**WHAT TO DO**
The records below must be transcribed exactly. Do not include the pictures.

**MATERIAL PROVIDED**
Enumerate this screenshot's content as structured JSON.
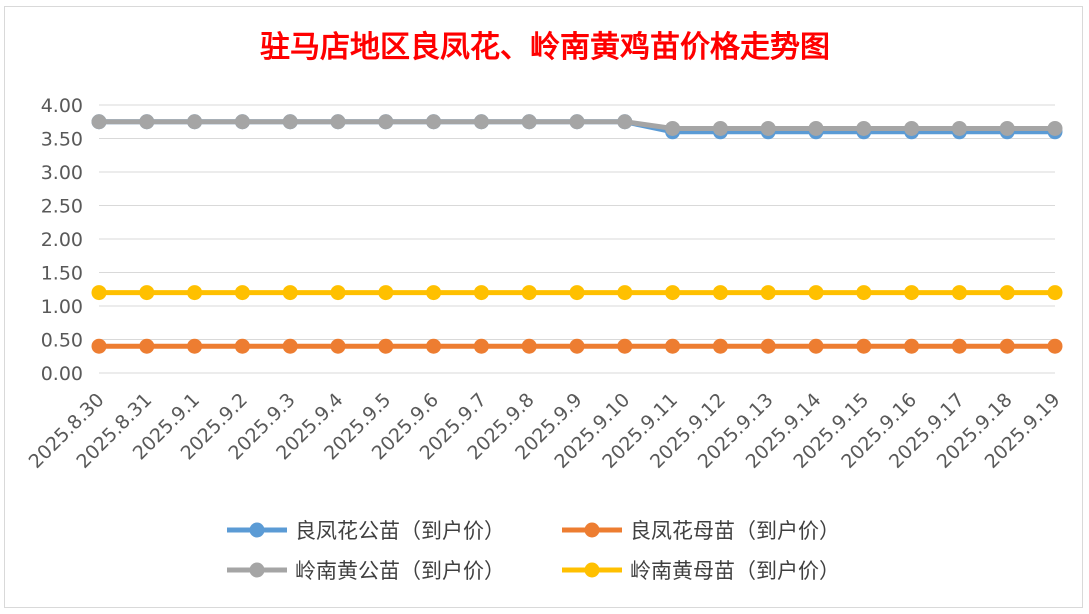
{
  "chart_data": {
    "type": "line",
    "title": "驻马店地区良凤花、岭南黄鸡苗价格走势图",
    "xlabel": "",
    "ylabel": "",
    "ylim": [
      0,
      4
    ],
    "yticks": [
      "0.00",
      "0.50",
      "1.00",
      "1.50",
      "2.00",
      "2.50",
      "3.00",
      "3.50",
      "4.00"
    ],
    "grid": true,
    "legend_position": "bottom",
    "categories": [
      "2025.8.30",
      "2025.8.31",
      "2025.9.1",
      "2025.9.2",
      "2025.9.3",
      "2025.9.4",
      "2025.9.5",
      "2025.9.6",
      "2025.9.7",
      "2025.9.8",
      "2025.9.9",
      "2025.9.10",
      "2025.9.11",
      "2025.9.12",
      "2025.9.13",
      "2025.9.14",
      "2025.9.15",
      "2025.9.16",
      "2025.9.17",
      "2025.9.18",
      "2025.9.19"
    ],
    "series": [
      {
        "name": "良凤花公苗（到户价）",
        "color": "#5b9bd5",
        "values": [
          3.75,
          3.75,
          3.75,
          3.75,
          3.75,
          3.75,
          3.75,
          3.75,
          3.75,
          3.75,
          3.75,
          3.75,
          3.6,
          3.6,
          3.6,
          3.6,
          3.6,
          3.6,
          3.6,
          3.6,
          3.6
        ]
      },
      {
        "name": "良凤花母苗（到户价）",
        "color": "#ed7d31",
        "values": [
          0.4,
          0.4,
          0.4,
          0.4,
          0.4,
          0.4,
          0.4,
          0.4,
          0.4,
          0.4,
          0.4,
          0.4,
          0.4,
          0.4,
          0.4,
          0.4,
          0.4,
          0.4,
          0.4,
          0.4,
          0.4
        ]
      },
      {
        "name": "岭南黄公苗（到户价）",
        "color": "#a5a5a5",
        "values": [
          3.75,
          3.75,
          3.75,
          3.75,
          3.75,
          3.75,
          3.75,
          3.75,
          3.75,
          3.75,
          3.75,
          3.75,
          3.65,
          3.65,
          3.65,
          3.65,
          3.65,
          3.65,
          3.65,
          3.65,
          3.65
        ]
      },
      {
        "name": "岭南黄母苗（到户价）",
        "color": "#ffc000",
        "values": [
          1.2,
          1.2,
          1.2,
          1.2,
          1.2,
          1.2,
          1.2,
          1.2,
          1.2,
          1.2,
          1.2,
          1.2,
          1.2,
          1.2,
          1.2,
          1.2,
          1.2,
          1.2,
          1.2,
          1.2,
          1.2
        ]
      }
    ],
    "draw_order": [
      0,
      2,
      1,
      3
    ]
  }
}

**FULL RESPONSE**
Enumerate this screenshot's content as structured JSON.
{
  "chart_data": {
    "type": "line",
    "title": "驻马店地区良凤花、岭南黄鸡苗价格走势图",
    "xlabel": "",
    "ylabel": "",
    "ylim": [
      0,
      4
    ],
    "yticks": [
      "0.00",
      "0.50",
      "1.00",
      "1.50",
      "2.00",
      "2.50",
      "3.00",
      "3.50",
      "4.00"
    ],
    "grid": true,
    "legend_position": "bottom",
    "categories": [
      "2025.8.30",
      "2025.8.31",
      "2025.9.1",
      "2025.9.2",
      "2025.9.3",
      "2025.9.4",
      "2025.9.5",
      "2025.9.6",
      "2025.9.7",
      "2025.9.8",
      "2025.9.9",
      "2025.9.10",
      "2025.9.11",
      "2025.9.12",
      "2025.9.13",
      "2025.9.14",
      "2025.9.15",
      "2025.9.16",
      "2025.9.17",
      "2025.9.18",
      "2025.9.19"
    ],
    "series": [
      {
        "name": "良凤花公苗（到户价）",
        "color": "#5b9bd5",
        "values": [
          3.75,
          3.75,
          3.75,
          3.75,
          3.75,
          3.75,
          3.75,
          3.75,
          3.75,
          3.75,
          3.75,
          3.75,
          3.6,
          3.6,
          3.6,
          3.6,
          3.6,
          3.6,
          3.6,
          3.6,
          3.6
        ]
      },
      {
        "name": "良凤花母苗（到户价）",
        "color": "#ed7d31",
        "values": [
          0.4,
          0.4,
          0.4,
          0.4,
          0.4,
          0.4,
          0.4,
          0.4,
          0.4,
          0.4,
          0.4,
          0.4,
          0.4,
          0.4,
          0.4,
          0.4,
          0.4,
          0.4,
          0.4,
          0.4,
          0.4
        ]
      },
      {
        "name": "岭南黄公苗（到户价）",
        "color": "#a5a5a5",
        "values": [
          3.75,
          3.75,
          3.75,
          3.75,
          3.75,
          3.75,
          3.75,
          3.75,
          3.75,
          3.75,
          3.75,
          3.75,
          3.65,
          3.65,
          3.65,
          3.65,
          3.65,
          3.65,
          3.65,
          3.65,
          3.65
        ]
      },
      {
        "name": "岭南黄母苗（到户价）",
        "color": "#ffc000",
        "values": [
          1.2,
          1.2,
          1.2,
          1.2,
          1.2,
          1.2,
          1.2,
          1.2,
          1.2,
          1.2,
          1.2,
          1.2,
          1.2,
          1.2,
          1.2,
          1.2,
          1.2,
          1.2,
          1.2,
          1.2,
          1.2
        ]
      }
    ],
    "draw_order": [
      0,
      2,
      1,
      3
    ]
  }
}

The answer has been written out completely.